◆ **Data for this exercise**:
------------------------------------

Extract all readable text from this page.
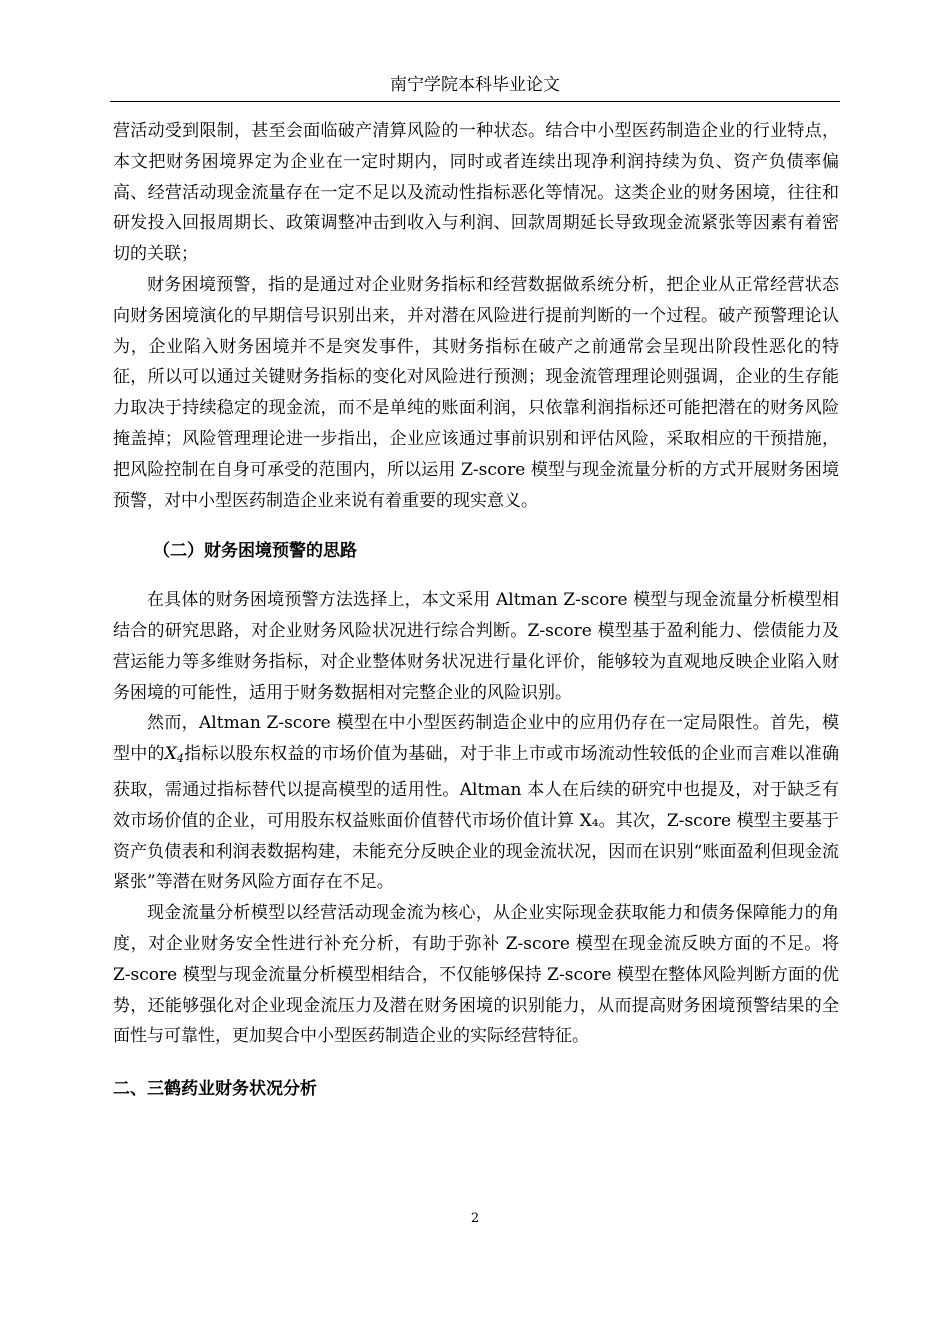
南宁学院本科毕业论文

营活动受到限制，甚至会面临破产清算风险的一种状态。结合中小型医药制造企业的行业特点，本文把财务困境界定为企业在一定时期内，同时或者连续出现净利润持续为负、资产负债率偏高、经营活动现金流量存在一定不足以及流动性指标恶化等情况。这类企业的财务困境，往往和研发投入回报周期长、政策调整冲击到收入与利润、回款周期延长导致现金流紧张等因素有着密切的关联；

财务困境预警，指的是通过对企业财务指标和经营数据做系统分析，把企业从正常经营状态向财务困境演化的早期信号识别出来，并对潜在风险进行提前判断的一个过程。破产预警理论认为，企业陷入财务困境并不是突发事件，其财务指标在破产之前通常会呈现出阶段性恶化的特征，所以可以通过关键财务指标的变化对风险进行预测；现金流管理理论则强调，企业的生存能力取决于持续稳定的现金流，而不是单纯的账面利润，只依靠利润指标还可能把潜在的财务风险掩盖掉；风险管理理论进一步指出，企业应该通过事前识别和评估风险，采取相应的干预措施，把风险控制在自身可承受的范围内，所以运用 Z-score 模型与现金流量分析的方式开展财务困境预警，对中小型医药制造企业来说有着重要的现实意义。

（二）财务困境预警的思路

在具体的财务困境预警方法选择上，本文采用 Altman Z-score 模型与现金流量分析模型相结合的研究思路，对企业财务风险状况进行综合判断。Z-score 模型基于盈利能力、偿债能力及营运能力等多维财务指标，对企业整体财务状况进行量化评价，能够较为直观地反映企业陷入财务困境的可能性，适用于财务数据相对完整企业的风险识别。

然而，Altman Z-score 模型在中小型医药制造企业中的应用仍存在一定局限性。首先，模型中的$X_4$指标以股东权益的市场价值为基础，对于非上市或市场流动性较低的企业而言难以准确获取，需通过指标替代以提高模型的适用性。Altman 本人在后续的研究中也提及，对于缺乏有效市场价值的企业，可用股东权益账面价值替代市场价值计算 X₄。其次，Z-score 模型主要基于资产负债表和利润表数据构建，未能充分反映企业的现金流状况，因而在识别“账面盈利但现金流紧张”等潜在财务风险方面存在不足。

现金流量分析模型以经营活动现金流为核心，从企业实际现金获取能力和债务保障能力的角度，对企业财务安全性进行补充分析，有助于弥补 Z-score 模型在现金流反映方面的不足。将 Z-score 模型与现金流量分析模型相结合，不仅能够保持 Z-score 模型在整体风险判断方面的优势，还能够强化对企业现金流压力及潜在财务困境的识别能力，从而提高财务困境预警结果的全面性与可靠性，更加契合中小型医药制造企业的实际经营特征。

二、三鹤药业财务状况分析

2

------------------------------------

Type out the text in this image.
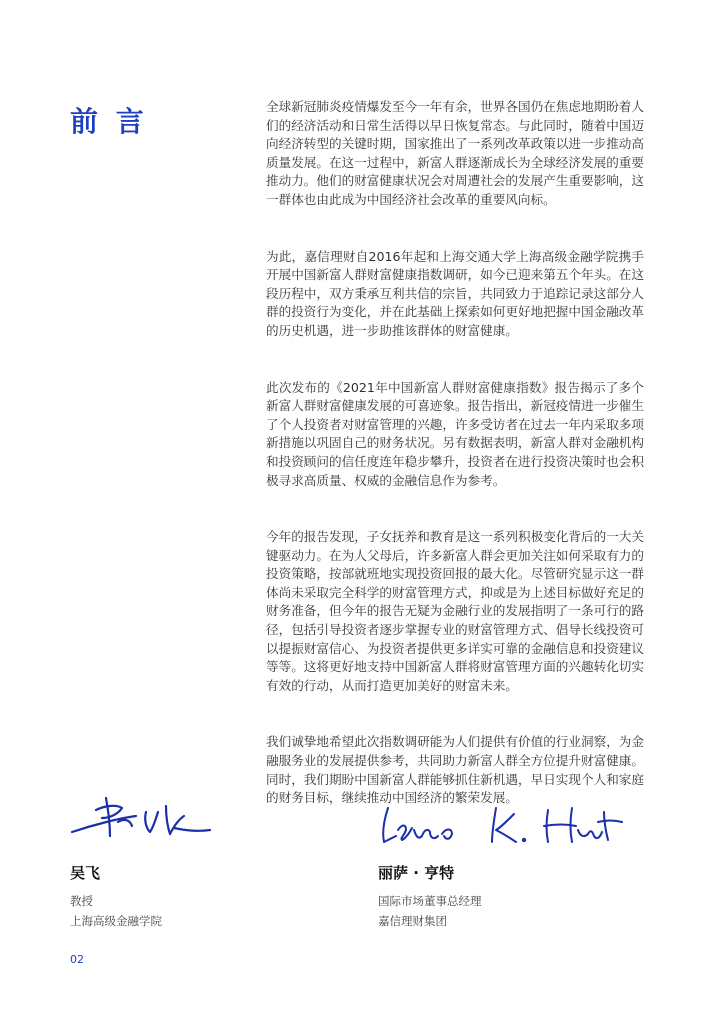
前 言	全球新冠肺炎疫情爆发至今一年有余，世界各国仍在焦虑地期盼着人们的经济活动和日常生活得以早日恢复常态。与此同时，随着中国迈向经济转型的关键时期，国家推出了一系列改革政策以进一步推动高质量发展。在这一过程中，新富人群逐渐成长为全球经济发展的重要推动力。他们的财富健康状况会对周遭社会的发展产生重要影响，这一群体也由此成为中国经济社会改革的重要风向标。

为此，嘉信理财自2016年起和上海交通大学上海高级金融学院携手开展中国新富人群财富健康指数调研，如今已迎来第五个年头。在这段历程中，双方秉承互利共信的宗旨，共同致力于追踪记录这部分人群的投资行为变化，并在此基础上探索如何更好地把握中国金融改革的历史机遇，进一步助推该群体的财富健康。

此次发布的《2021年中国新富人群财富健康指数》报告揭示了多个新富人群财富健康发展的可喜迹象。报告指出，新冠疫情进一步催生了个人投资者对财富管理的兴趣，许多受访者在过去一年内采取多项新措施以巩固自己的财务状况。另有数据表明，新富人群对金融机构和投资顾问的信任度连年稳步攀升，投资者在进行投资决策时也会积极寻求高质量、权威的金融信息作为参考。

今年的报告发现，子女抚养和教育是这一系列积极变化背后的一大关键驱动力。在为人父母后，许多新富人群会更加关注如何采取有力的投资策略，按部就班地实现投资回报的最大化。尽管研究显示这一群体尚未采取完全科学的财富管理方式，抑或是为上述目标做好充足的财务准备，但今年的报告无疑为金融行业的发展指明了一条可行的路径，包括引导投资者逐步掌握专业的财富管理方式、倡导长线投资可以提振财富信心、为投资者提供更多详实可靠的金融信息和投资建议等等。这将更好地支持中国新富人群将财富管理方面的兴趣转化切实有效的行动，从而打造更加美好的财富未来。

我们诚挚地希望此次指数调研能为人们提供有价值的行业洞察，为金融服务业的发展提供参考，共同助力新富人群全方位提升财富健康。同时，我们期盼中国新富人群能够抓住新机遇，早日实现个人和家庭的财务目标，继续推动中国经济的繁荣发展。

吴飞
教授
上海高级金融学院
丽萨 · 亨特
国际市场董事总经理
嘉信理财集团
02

------------------------------------

◆ **What to produce**: Pick out all lines containing the string "text".

◆ **Problem solution**:
Extract all readable text from this page.
Type out the text in this image.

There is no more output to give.